**Given task**
Give the number of lines in the data that contain "Sauvegarder", and nothing more.

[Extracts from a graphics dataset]
+++

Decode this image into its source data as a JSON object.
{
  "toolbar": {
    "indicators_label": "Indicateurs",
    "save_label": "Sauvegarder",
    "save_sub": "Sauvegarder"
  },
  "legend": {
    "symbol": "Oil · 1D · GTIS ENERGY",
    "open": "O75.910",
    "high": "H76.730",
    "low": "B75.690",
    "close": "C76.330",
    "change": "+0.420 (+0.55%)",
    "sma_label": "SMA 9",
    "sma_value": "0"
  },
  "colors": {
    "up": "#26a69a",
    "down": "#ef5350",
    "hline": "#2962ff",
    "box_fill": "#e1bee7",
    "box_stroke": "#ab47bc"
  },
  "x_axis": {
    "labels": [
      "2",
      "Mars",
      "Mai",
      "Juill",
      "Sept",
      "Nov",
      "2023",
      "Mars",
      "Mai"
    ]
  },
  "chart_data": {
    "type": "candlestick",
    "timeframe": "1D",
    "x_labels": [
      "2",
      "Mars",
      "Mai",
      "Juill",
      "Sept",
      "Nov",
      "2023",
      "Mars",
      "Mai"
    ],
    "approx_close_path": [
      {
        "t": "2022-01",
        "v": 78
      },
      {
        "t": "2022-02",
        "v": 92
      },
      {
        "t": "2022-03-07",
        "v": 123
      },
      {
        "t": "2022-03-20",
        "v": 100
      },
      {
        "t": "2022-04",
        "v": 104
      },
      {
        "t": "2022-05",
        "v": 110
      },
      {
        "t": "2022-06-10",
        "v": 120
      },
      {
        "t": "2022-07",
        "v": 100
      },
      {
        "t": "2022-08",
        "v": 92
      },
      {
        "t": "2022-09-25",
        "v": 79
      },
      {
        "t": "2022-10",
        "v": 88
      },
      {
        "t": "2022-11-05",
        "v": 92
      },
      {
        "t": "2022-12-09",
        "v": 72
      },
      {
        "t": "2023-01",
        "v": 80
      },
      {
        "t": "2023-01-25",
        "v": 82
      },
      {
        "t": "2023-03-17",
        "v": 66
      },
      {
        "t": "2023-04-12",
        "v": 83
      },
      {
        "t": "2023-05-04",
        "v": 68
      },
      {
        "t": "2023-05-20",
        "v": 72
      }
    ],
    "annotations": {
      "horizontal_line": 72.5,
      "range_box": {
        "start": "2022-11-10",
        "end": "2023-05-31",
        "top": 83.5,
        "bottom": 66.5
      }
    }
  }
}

+++

**Result of the exercise**
2